_TASK GOAL_: Copy each line that contains the word "name".

Dataset entries on figures
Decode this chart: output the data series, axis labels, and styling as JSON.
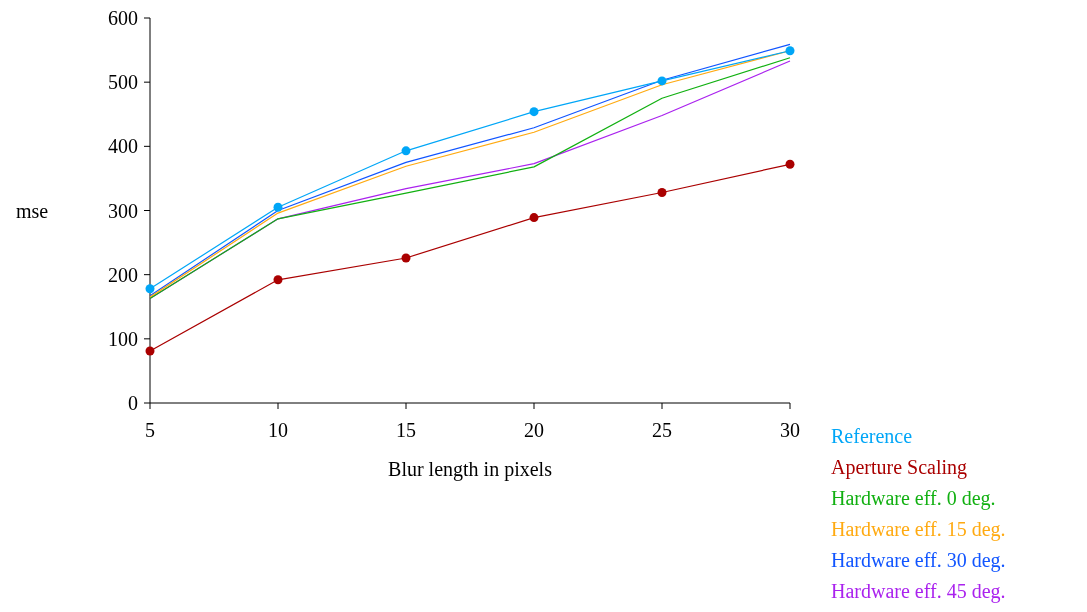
{
  "chart_data": {
    "type": "line",
    "xlabel": "Blur length in pixels",
    "ylabel": "mse",
    "x": [
      5,
      10,
      15,
      20,
      25,
      30
    ],
    "xlim": [
      5,
      30
    ],
    "xticks": [
      5,
      10,
      15,
      20,
      25,
      30
    ],
    "ylim": [
      0,
      600
    ],
    "yticks": [
      0,
      100,
      200,
      300,
      400,
      500,
      600
    ],
    "grid": false,
    "legend": "bottom right",
    "line_style": "solid",
    "series": [
      {
        "name": "Reference",
        "color": "#00a6f7",
        "marker": "circle",
        "values": [
          178,
          305,
          393,
          454,
          502,
          549
        ]
      },
      {
        "name": "Aperture Scaling",
        "color": "#aa0000",
        "marker": "circle",
        "values": [
          81,
          192,
          226,
          289,
          328,
          372
        ]
      },
      {
        "name": "Hardware eff. 0 deg.",
        "color": "#11b011",
        "marker": "none",
        "values": [
          163,
          287,
          327,
          368,
          475,
          538
        ]
      },
      {
        "name": "Hardware eff. 15 deg.",
        "color": "#ffaa11",
        "marker": "none",
        "values": [
          165,
          296,
          369,
          422,
          496,
          549
        ]
      },
      {
        "name": "Hardware eff. 30 deg.",
        "color": "#1155ff",
        "marker": "none",
        "values": [
          167,
          300,
          375,
          429,
          503,
          559
        ]
      },
      {
        "name": "Hardware eff. 45 deg.",
        "color": "#aa22ee",
        "marker": "none",
        "values": [
          163,
          287,
          334,
          373,
          448,
          533
        ]
      }
    ]
  }
}
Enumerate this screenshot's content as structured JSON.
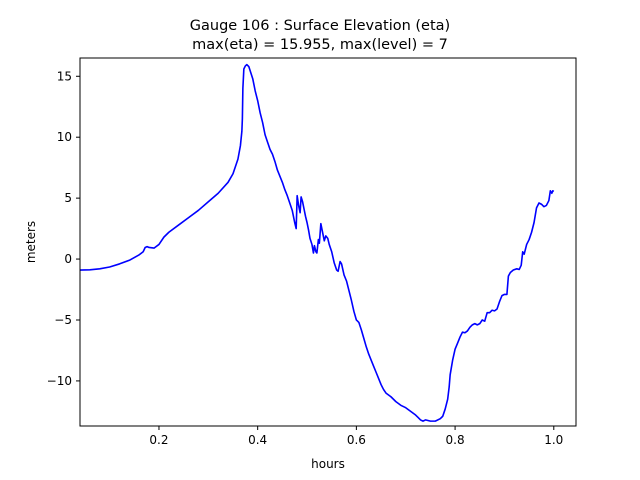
{
  "chart_data": {
    "type": "line",
    "title_line1": "Gauge 106 : Surface Elevation (eta)",
    "title_line2": "max(eta) =  15.955,    max(level) = 7",
    "xlabel": "hours",
    "ylabel": "meters",
    "xlim": [
      0.04,
      1.045
    ],
    "ylim": [
      -13.7,
      16.5
    ],
    "xticks": [
      0.2,
      0.4,
      0.6,
      0.8,
      1.0
    ],
    "xtick_labels": [
      "0.2",
      "0.4",
      "0.6",
      "0.8",
      "1.0"
    ],
    "yticks": [
      15,
      10,
      5,
      0,
      -5,
      -10
    ],
    "ytick_labels": [
      "15",
      "10",
      "5",
      "0",
      "−5",
      "−10"
    ],
    "grid": false,
    "series": [
      {
        "color": "#0000ff",
        "points": [
          [
            0.04,
            -0.9
          ],
          [
            0.06,
            -0.88
          ],
          [
            0.08,
            -0.8
          ],
          [
            0.1,
            -0.65
          ],
          [
            0.12,
            -0.4
          ],
          [
            0.14,
            -0.1
          ],
          [
            0.16,
            0.35
          ],
          [
            0.168,
            0.6
          ],
          [
            0.172,
            0.95
          ],
          [
            0.176,
            1.02
          ],
          [
            0.18,
            0.95
          ],
          [
            0.19,
            0.9
          ],
          [
            0.2,
            1.2
          ],
          [
            0.21,
            1.8
          ],
          [
            0.22,
            2.2
          ],
          [
            0.24,
            2.8
          ],
          [
            0.26,
            3.4
          ],
          [
            0.28,
            4.0
          ],
          [
            0.3,
            4.7
          ],
          [
            0.32,
            5.4
          ],
          [
            0.34,
            6.3
          ],
          [
            0.35,
            7.0
          ],
          [
            0.36,
            8.2
          ],
          [
            0.365,
            9.3
          ],
          [
            0.368,
            10.5
          ],
          [
            0.369,
            11.5
          ],
          [
            0.37,
            14.0
          ],
          [
            0.372,
            15.6
          ],
          [
            0.375,
            15.85
          ],
          [
            0.378,
            15.955
          ],
          [
            0.382,
            15.8
          ],
          [
            0.386,
            15.3
          ],
          [
            0.39,
            14.8
          ],
          [
            0.395,
            13.8
          ],
          [
            0.4,
            13.0
          ],
          [
            0.405,
            12.0
          ],
          [
            0.41,
            11.2
          ],
          [
            0.415,
            10.2
          ],
          [
            0.42,
            9.6
          ],
          [
            0.425,
            9.0
          ],
          [
            0.43,
            8.6
          ],
          [
            0.435,
            8.0
          ],
          [
            0.44,
            7.3
          ],
          [
            0.445,
            6.8
          ],
          [
            0.45,
            6.3
          ],
          [
            0.455,
            5.7
          ],
          [
            0.46,
            5.2
          ],
          [
            0.465,
            4.6
          ],
          [
            0.47,
            4.0
          ],
          [
            0.475,
            3.0
          ],
          [
            0.478,
            2.5
          ],
          [
            0.48,
            5.2
          ],
          [
            0.483,
            4.4
          ],
          [
            0.486,
            3.8
          ],
          [
            0.488,
            5.1
          ],
          [
            0.491,
            4.7
          ],
          [
            0.494,
            4.1
          ],
          [
            0.497,
            3.5
          ],
          [
            0.5,
            3.0
          ],
          [
            0.503,
            2.4
          ],
          [
            0.506,
            1.7
          ],
          [
            0.51,
            1.2
          ],
          [
            0.513,
            0.5
          ],
          [
            0.515,
            1.1
          ],
          [
            0.518,
            0.6
          ],
          [
            0.52,
            0.5
          ],
          [
            0.523,
            1.6
          ],
          [
            0.525,
            1.3
          ],
          [
            0.528,
            2.9
          ],
          [
            0.531,
            2.3
          ],
          [
            0.535,
            1.5
          ],
          [
            0.538,
            1.9
          ],
          [
            0.542,
            1.7
          ],
          [
            0.545,
            1.2
          ],
          [
            0.55,
            0.6
          ],
          [
            0.555,
            -0.3
          ],
          [
            0.56,
            -0.9
          ],
          [
            0.563,
            -1.0
          ],
          [
            0.567,
            -0.2
          ],
          [
            0.57,
            -0.4
          ],
          [
            0.575,
            -1.3
          ],
          [
            0.58,
            -1.8
          ],
          [
            0.585,
            -2.6
          ],
          [
            0.59,
            -3.4
          ],
          [
            0.595,
            -4.3
          ],
          [
            0.6,
            -5.0
          ],
          [
            0.605,
            -5.2
          ],
          [
            0.61,
            -5.8
          ],
          [
            0.615,
            -6.5
          ],
          [
            0.62,
            -7.2
          ],
          [
            0.625,
            -7.8
          ],
          [
            0.63,
            -8.3
          ],
          [
            0.635,
            -8.8
          ],
          [
            0.64,
            -9.3
          ],
          [
            0.645,
            -9.8
          ],
          [
            0.65,
            -10.3
          ],
          [
            0.655,
            -10.7
          ],
          [
            0.66,
            -11.0
          ],
          [
            0.67,
            -11.3
          ],
          [
            0.68,
            -11.7
          ],
          [
            0.69,
            -12.0
          ],
          [
            0.7,
            -12.2
          ],
          [
            0.71,
            -12.5
          ],
          [
            0.72,
            -12.8
          ],
          [
            0.725,
            -13.0
          ],
          [
            0.73,
            -13.2
          ],
          [
            0.735,
            -13.3
          ],
          [
            0.74,
            -13.2
          ],
          [
            0.75,
            -13.3
          ],
          [
            0.76,
            -13.3
          ],
          [
            0.77,
            -13.1
          ],
          [
            0.775,
            -12.9
          ],
          [
            0.78,
            -12.3
          ],
          [
            0.785,
            -11.5
          ],
          [
            0.788,
            -10.5
          ],
          [
            0.79,
            -9.5
          ],
          [
            0.795,
            -8.3
          ],
          [
            0.8,
            -7.4
          ],
          [
            0.805,
            -6.9
          ],
          [
            0.81,
            -6.4
          ],
          [
            0.815,
            -6.0
          ],
          [
            0.82,
            -6.05
          ],
          [
            0.825,
            -5.9
          ],
          [
            0.83,
            -5.6
          ],
          [
            0.835,
            -5.4
          ],
          [
            0.84,
            -5.3
          ],
          [
            0.845,
            -5.4
          ],
          [
            0.85,
            -5.3
          ],
          [
            0.855,
            -5.0
          ],
          [
            0.86,
            -5.1
          ],
          [
            0.865,
            -4.4
          ],
          [
            0.87,
            -4.4
          ],
          [
            0.875,
            -4.2
          ],
          [
            0.88,
            -4.25
          ],
          [
            0.885,
            -4.1
          ],
          [
            0.89,
            -3.5
          ],
          [
            0.895,
            -3.0
          ],
          [
            0.9,
            -2.9
          ],
          [
            0.905,
            -2.9
          ],
          [
            0.908,
            -1.4
          ],
          [
            0.912,
            -1.1
          ],
          [
            0.918,
            -0.9
          ],
          [
            0.925,
            -0.8
          ],
          [
            0.93,
            -0.85
          ],
          [
            0.934,
            -0.5
          ],
          [
            0.937,
            0.6
          ],
          [
            0.94,
            0.4
          ],
          [
            0.945,
            1.2
          ],
          [
            0.95,
            1.6
          ],
          [
            0.955,
            2.2
          ],
          [
            0.96,
            3.0
          ],
          [
            0.965,
            4.2
          ],
          [
            0.97,
            4.6
          ],
          [
            0.975,
            4.5
          ],
          [
            0.98,
            4.3
          ],
          [
            0.985,
            4.4
          ],
          [
            0.99,
            4.8
          ],
          [
            0.993,
            5.6
          ],
          [
            0.996,
            5.4
          ],
          [
            0.998,
            5.6
          ],
          [
            1.0,
            5.55
          ]
        ]
      }
    ]
  }
}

_CORRECT RESULT_:
        "name": "Reference",
        "name": "Aperture Scaling",
        "name": "Hardware eff. 0 deg.",
        "name": "Hardware eff. 15 deg.",
        "name": "Hardware eff. 30 deg.",
        "name": "Hardware eff. 45 deg.",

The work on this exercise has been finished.